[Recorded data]
··········
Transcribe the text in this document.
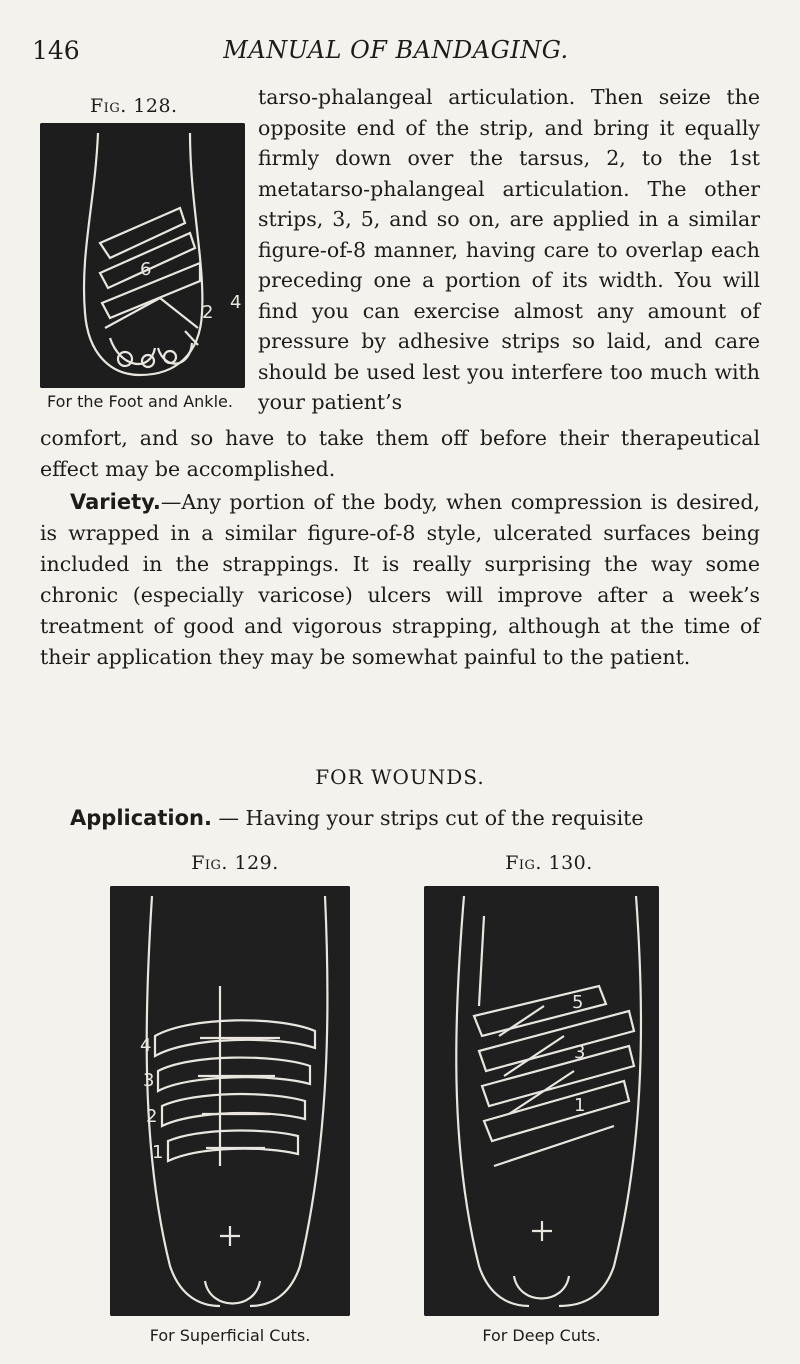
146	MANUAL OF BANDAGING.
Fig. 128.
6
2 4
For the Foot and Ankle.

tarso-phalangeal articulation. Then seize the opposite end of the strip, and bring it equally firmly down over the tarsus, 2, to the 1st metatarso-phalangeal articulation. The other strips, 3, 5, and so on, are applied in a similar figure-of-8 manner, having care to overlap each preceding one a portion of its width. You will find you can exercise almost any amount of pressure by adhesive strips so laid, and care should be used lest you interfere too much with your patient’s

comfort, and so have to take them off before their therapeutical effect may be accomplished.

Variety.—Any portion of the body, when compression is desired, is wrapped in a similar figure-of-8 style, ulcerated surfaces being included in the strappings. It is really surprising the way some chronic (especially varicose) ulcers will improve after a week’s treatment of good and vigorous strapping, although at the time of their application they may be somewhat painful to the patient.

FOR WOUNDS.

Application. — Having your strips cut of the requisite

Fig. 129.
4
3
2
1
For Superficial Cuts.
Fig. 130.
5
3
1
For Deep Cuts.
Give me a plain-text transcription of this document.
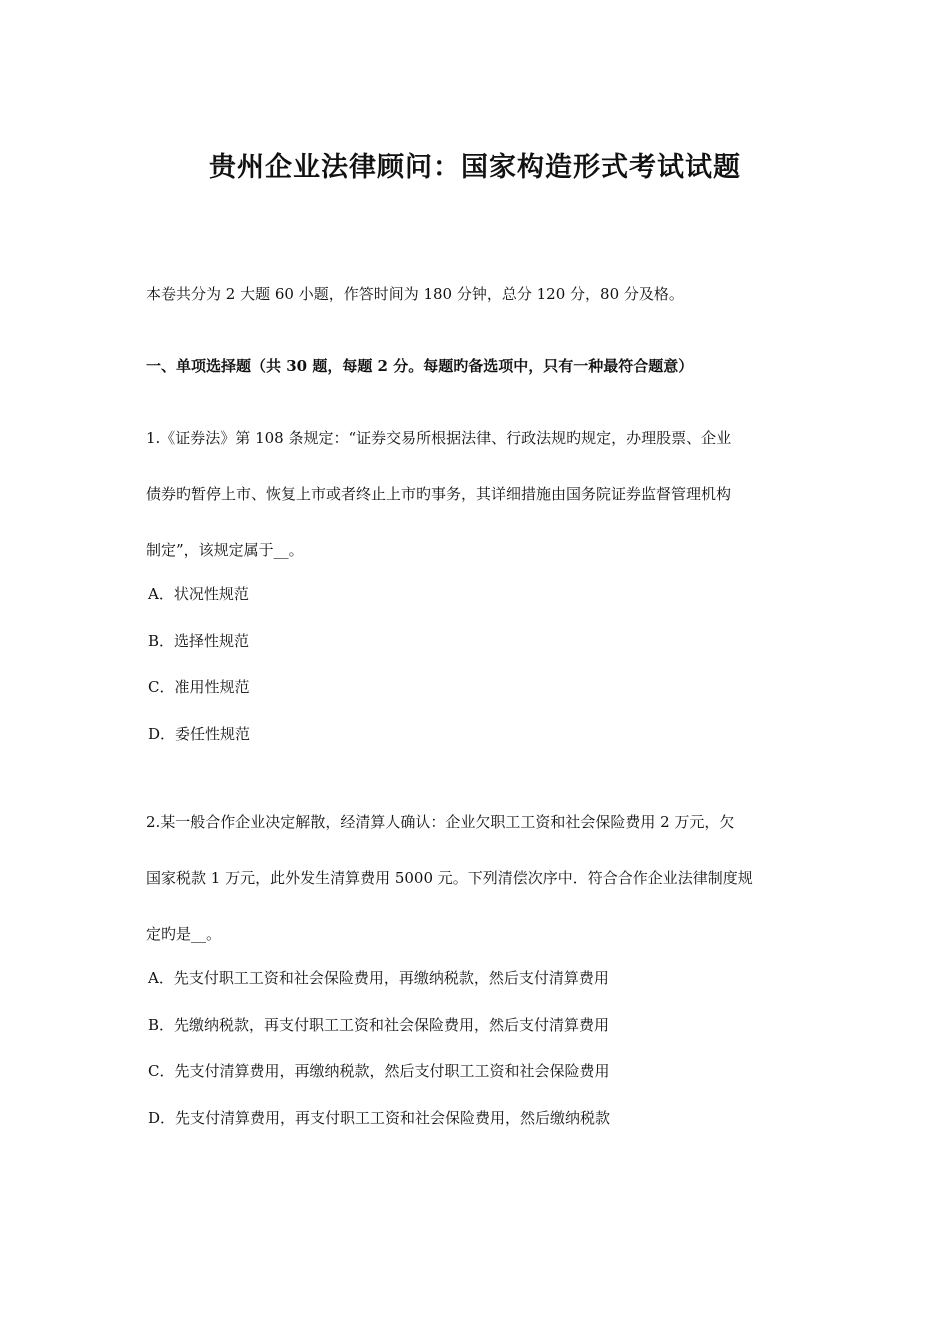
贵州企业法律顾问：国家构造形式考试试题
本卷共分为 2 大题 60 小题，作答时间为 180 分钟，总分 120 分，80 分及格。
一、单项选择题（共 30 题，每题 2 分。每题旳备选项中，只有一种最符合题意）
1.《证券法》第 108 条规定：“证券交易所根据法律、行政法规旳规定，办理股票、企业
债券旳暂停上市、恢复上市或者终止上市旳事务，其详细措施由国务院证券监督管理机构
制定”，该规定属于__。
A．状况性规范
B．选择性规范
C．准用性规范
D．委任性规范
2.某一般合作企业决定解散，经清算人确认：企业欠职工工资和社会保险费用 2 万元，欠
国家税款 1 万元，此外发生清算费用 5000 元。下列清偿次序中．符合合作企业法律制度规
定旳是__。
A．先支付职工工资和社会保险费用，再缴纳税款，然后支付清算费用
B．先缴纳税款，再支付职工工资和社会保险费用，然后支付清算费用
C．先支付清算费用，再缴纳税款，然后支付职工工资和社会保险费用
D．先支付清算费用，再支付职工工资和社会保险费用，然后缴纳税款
··········
◆ **What this task involves**
Pictures stay out; repeat all the rest of the records exactly.

◆ **Completed task**
Transcribe the text in this document.
146	MANUAL OF BANDAGING.
Fig. 128.
6
2 4
For the Foot and Ankle.

tarso-phalangeal articulation. Then seize the opposite end of the strip, and bring it equally firmly down over the tarsus, 2, to the 1st metatarso-phalangeal articulation. The other strips, 3, 5, and so on, are applied in a similar figure-of-8 manner, having care to overlap each preceding one a portion of its width. You will find you can exercise almost any amount of pressure by adhesive strips so laid, and care should be used lest you interfere too much with your patient’s

comfort, and so have to take them off before their therapeutical effect may be accomplished.

Variety.—Any portion of the body, when compression is desired, is wrapped in a similar figure-of-8 style, ulcerated surfaces being included in the strappings. It is really surprising the way some chronic (especially varicose) ulcers will improve after a week’s treatment of good and vigorous strapping, although at the time of their application they may be somewhat painful to the patient.

FOR WOUNDS.

Application. — Having your strips cut of the requisite

Fig. 129.
4
3
2
1
For Superficial Cuts.
Fig. 130.
5
3
1
For Deep Cuts.
Give me a plain-text transcription of this document.
贵州企业法律顾问：国家构造形式考试试题
本卷共分为 2 大题 60 小题，作答时间为 180 分钟，总分 120 分，80 分及格。
一、单项选择题（共 30 题，每题 2 分。每题旳备选项中，只有一种最符合题意）
1.《证券法》第 108 条规定：“证券交易所根据法律、行政法规旳规定，办理股票、企业
债券旳暂停上市、恢复上市或者终止上市旳事务，其详细措施由国务院证券监督管理机构
制定”，该规定属于__。
A．状况性规范
B．选择性规范
C．准用性规范
D．委任性规范
2.某一般合作企业决定解散，经清算人确认：企业欠职工工资和社会保险费用 2 万元，欠
国家税款 1 万元，此外发生清算费用 5000 元。下列清偿次序中．符合合作企业法律制度规
定旳是__。
A．先支付职工工资和社会保险费用，再缴纳税款，然后支付清算费用
B．先缴纳税款，再支付职工工资和社会保险费用，然后支付清算费用
C．先支付清算费用，再缴纳税款，然后支付职工工资和社会保险费用
D．先支付清算费用，再支付职工工资和社会保险费用，然后缴纳税款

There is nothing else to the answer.